* _Records shown_
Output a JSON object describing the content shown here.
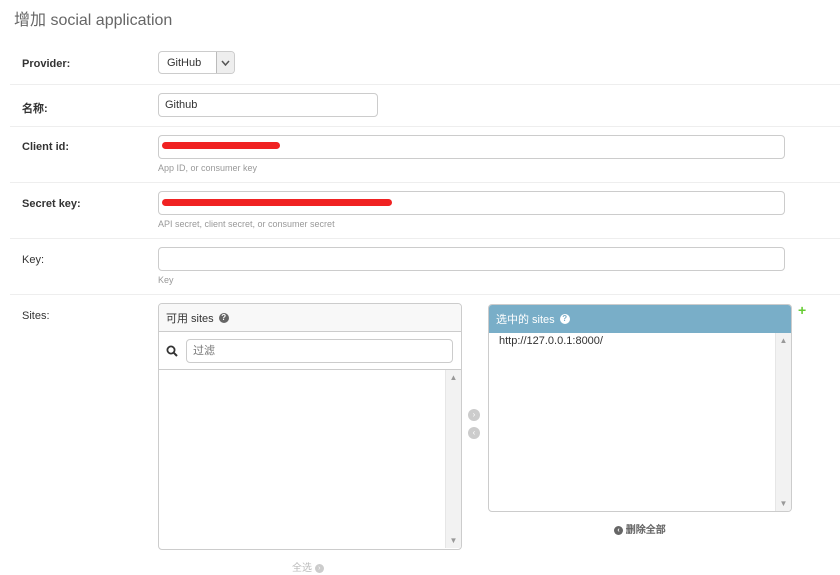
{
  "page": {
    "title": "增加 social application"
  },
  "form": {
    "provider": {
      "label": "Provider:",
      "value": "GitHub"
    },
    "name": {
      "label": "名称:",
      "value": "Github"
    },
    "client_id": {
      "label": "Client id:",
      "help": "App ID, or consumer key"
    },
    "secret_key": {
      "label": "Secret key:",
      "help": "API secret, client secret, or consumer secret"
    },
    "key": {
      "label": "Key:",
      "help": "Key"
    },
    "sites": {
      "label": "Sites:",
      "available_title": "可用 sites",
      "filter_placeholder": "过滤",
      "chosen_title": "选中的 sites",
      "chosen_items": [
        "http://127.0.0.1:8000/"
      ],
      "choose_all": "全选",
      "remove_all": "删除全部"
    }
  },
  "colors": {
    "chosen_header": "#79aec8",
    "add_link": "#66cc33",
    "redaction": "#f02222"
  },
  "icons": {
    "help": "question-circle-icon",
    "search": "search-icon",
    "add": "plus-icon",
    "select": "chevron-down-icon",
    "remove_all": "chevron-left-circle-icon"
  }
}
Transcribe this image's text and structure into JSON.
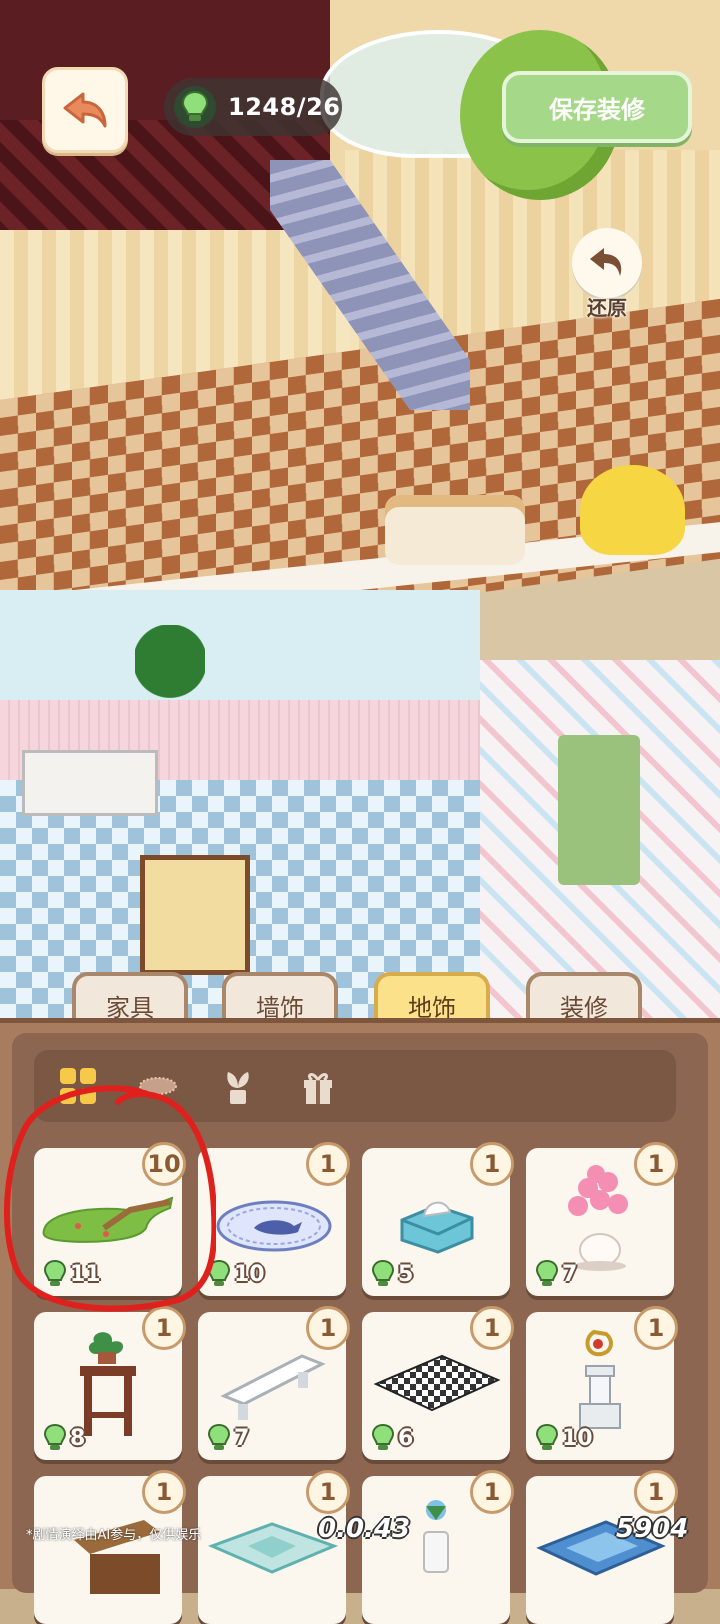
{
  "hud": {
    "energy_value": "1248/26",
    "save_label": "保存装修",
    "restore_label": "还原",
    "back_icon": "back-arrow-icon",
    "energy_icon": "lightbulb-icon"
  },
  "tabs": [
    {
      "label": "家具",
      "active": false
    },
    {
      "label": "墙饰",
      "active": false
    },
    {
      "label": "地饰",
      "active": true
    },
    {
      "label": "装修",
      "active": false
    }
  ],
  "subcategories": [
    {
      "icon": "grid-all-icon",
      "active": true
    },
    {
      "icon": "rug-icon",
      "active": false
    },
    {
      "icon": "plant-icon",
      "active": false
    },
    {
      "icon": "gift-icon",
      "active": false
    }
  ],
  "items": [
    {
      "name": "green-leaf-rug",
      "count": "10",
      "price": "11"
    },
    {
      "name": "blue-oval-rug",
      "count": "1",
      "price": "10"
    },
    {
      "name": "tissue-box",
      "count": "1",
      "price": "5"
    },
    {
      "name": "pink-flower-vase",
      "count": "1",
      "price": "7"
    },
    {
      "name": "plant-stand",
      "count": "1",
      "price": "8"
    },
    {
      "name": "white-bench",
      "count": "1",
      "price": "7"
    },
    {
      "name": "checkered-rug",
      "count": "1",
      "price": "6"
    },
    {
      "name": "trophy-pedestal",
      "count": "1",
      "price": "10"
    },
    {
      "name": "wooden-cabinet",
      "count": "1",
      "price": ""
    },
    {
      "name": "teal-ornate-rug",
      "count": "1",
      "price": ""
    },
    {
      "name": "flower-pot-white",
      "count": "1",
      "price": ""
    },
    {
      "name": "blue-pattern-rug",
      "count": "1",
      "price": ""
    }
  ],
  "footer": {
    "disclaimer": "*剧情演绎由AI参与，仅供娱乐",
    "version": "0.0.43",
    "user_code": "5904"
  },
  "colors": {
    "save_button": "#a6d88a",
    "active_tab": "#fbe28a",
    "panel": "#a87d5f",
    "annotation": "#e0201c"
  }
}
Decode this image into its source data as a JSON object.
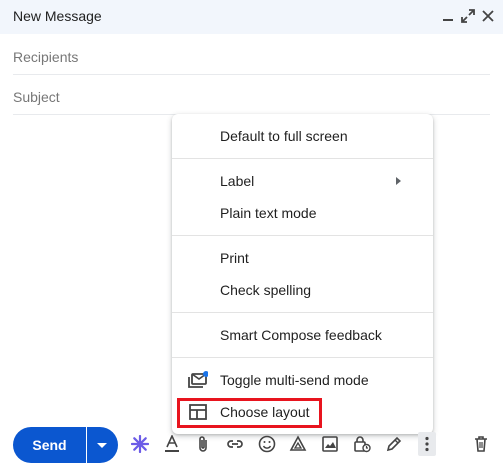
{
  "header": {
    "title": "New Message",
    "icons": [
      "minimize-icon",
      "expand-icon",
      "close-icon"
    ]
  },
  "fields": {
    "recipients_placeholder": "Recipients",
    "subject_placeholder": "Subject"
  },
  "menu": {
    "items": [
      {
        "label": "Default to full screen"
      },
      {
        "label": "Label",
        "has_submenu": true
      },
      {
        "label": "Plain text mode"
      },
      {
        "label": "Print"
      },
      {
        "label": "Check spelling"
      },
      {
        "label": "Smart Compose feedback"
      },
      {
        "label": "Toggle multi-send mode",
        "icon": "multi-send-icon",
        "badge_color": "#1a73e8"
      },
      {
        "label": "Choose layout",
        "icon": "layout-icon",
        "highlighted": true
      }
    ]
  },
  "toolbar": {
    "send_label": "Send",
    "accent": "#0b57d0",
    "icons": [
      "gemini-icon",
      "formatting-icon",
      "attach-icon",
      "link-icon",
      "emoji-icon",
      "drive-icon",
      "photo-icon",
      "lock-clock-icon",
      "signature-icon",
      "more-options-icon",
      "trash-icon"
    ]
  },
  "colors": {
    "header_bg": "#f2f6fc",
    "highlight_border": "#e8141e",
    "badge_blue": "#1a73e8"
  }
}
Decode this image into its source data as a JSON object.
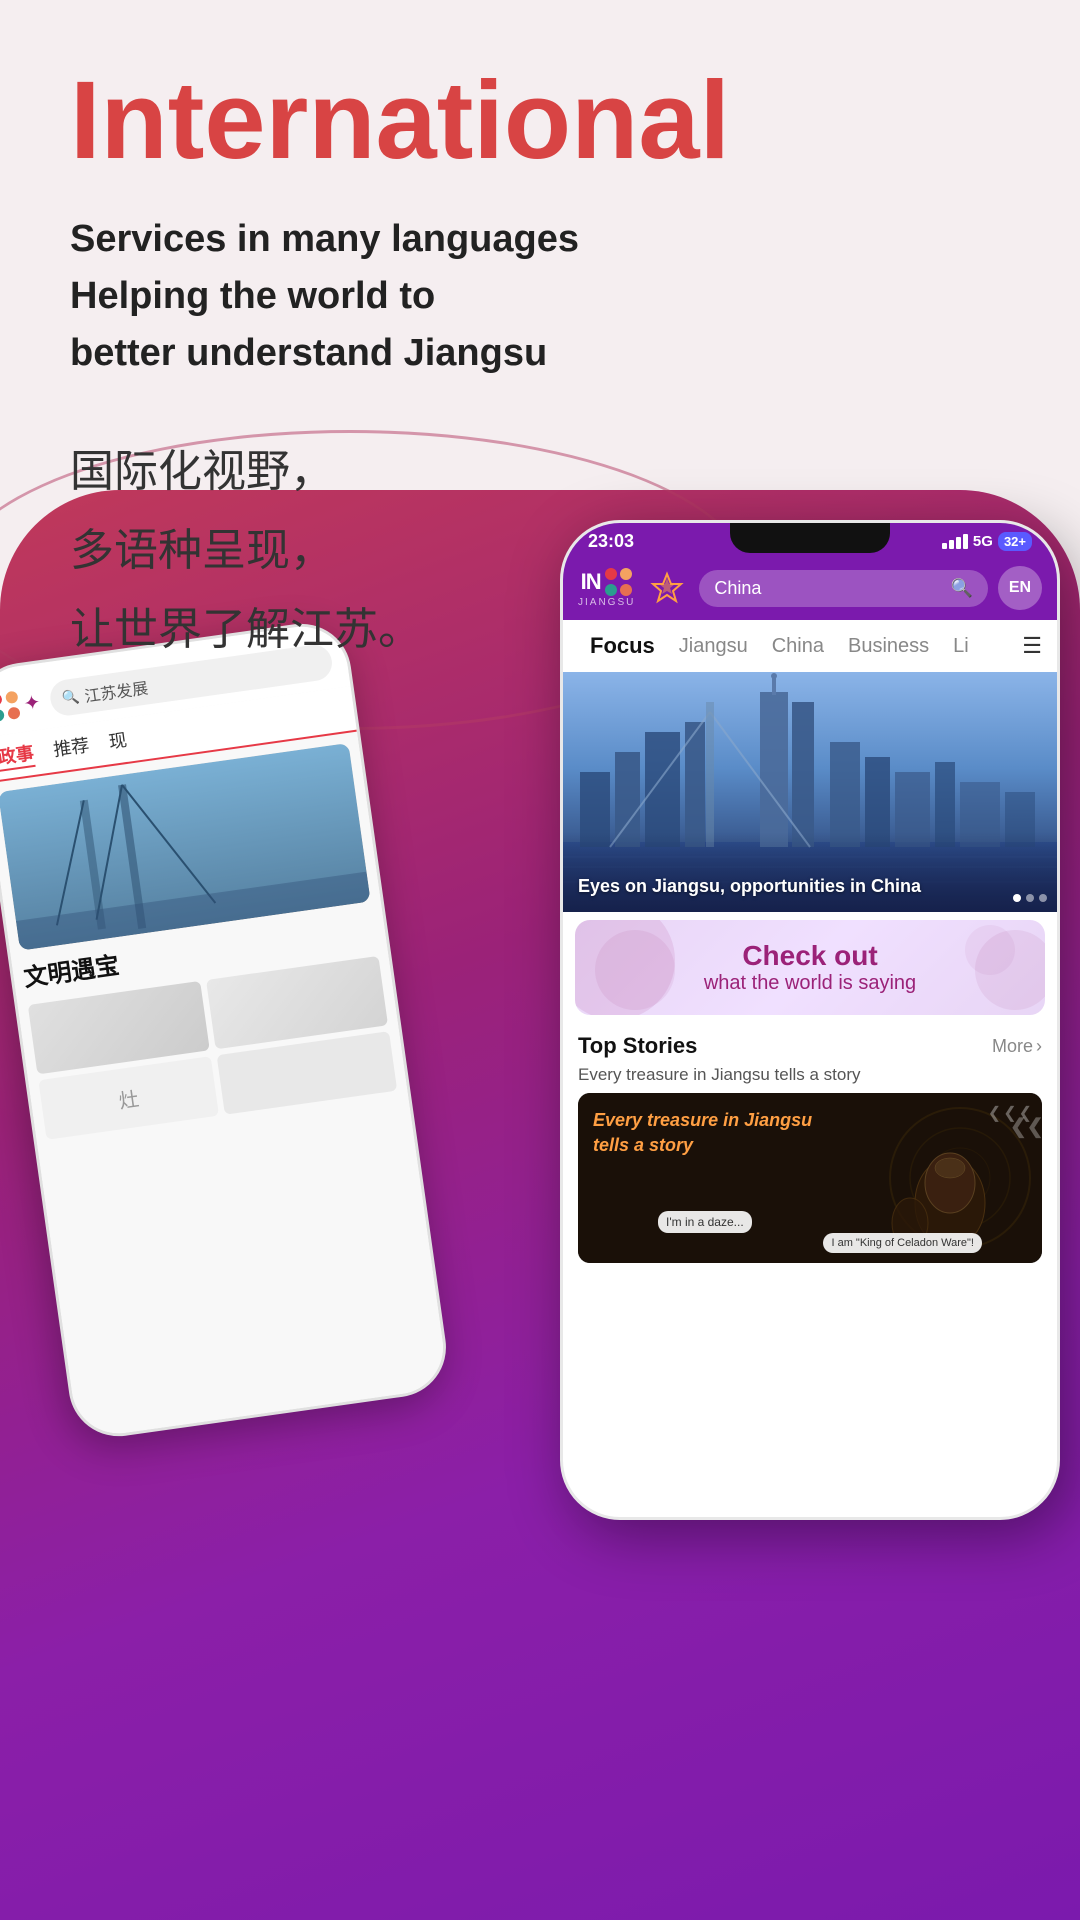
{
  "header": {
    "title_en": "International",
    "subtitle_line1": "Services in many languages",
    "subtitle_line2": "Helping the world to",
    "subtitle_line3": "better understand Jiangsu",
    "zh_line1": "国际化视野，",
    "zh_line2": "多语种呈现，",
    "zh_line3": "让世界了解江苏。"
  },
  "phone_back": {
    "search_placeholder": "江苏发展",
    "nav_recommended": "推荐",
    "nav_current": "现",
    "nav_politics": "政事",
    "caption": "文明遇宝",
    "img_alt": "Bridge silhouette"
  },
  "phone_front": {
    "status_time": "23:03",
    "status_5g": "5G",
    "battery": "32+",
    "logo_text": "JIANGSU",
    "logo_en": "IN",
    "search_text": "China",
    "lang_btn": "EN",
    "nav_focus": "Focus",
    "nav_jiangsu": "Jiangsu",
    "nav_china": "China",
    "nav_business": "Business",
    "nav_li": "Li",
    "hero_caption": "Eyes on Jiangsu, opportunities in China",
    "checkout_title": "Check out",
    "checkout_sub": "what the world is saying",
    "top_stories_title": "Top Stories",
    "top_stories_more": "More",
    "top_stories_subtitle": "Every treasure in Jiangsu tells a story",
    "article_title_line1": "Every treasure in Jiangsu",
    "article_title_line2": "tells a story"
  },
  "colors": {
    "title_red": "#d84444",
    "purple_dark": "#7b1aad",
    "purple_mid": "#9b2278",
    "bg_light": "#f5eef0",
    "bg_curve_start": "#c0395a",
    "bg_curve_end": "#7b1aad"
  }
}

* _Required work_
Pick out each line containing the string "flower" and copy it.

* _Task response_
      "name": "pink-flower-vase",
      "name": "flower-pot-white",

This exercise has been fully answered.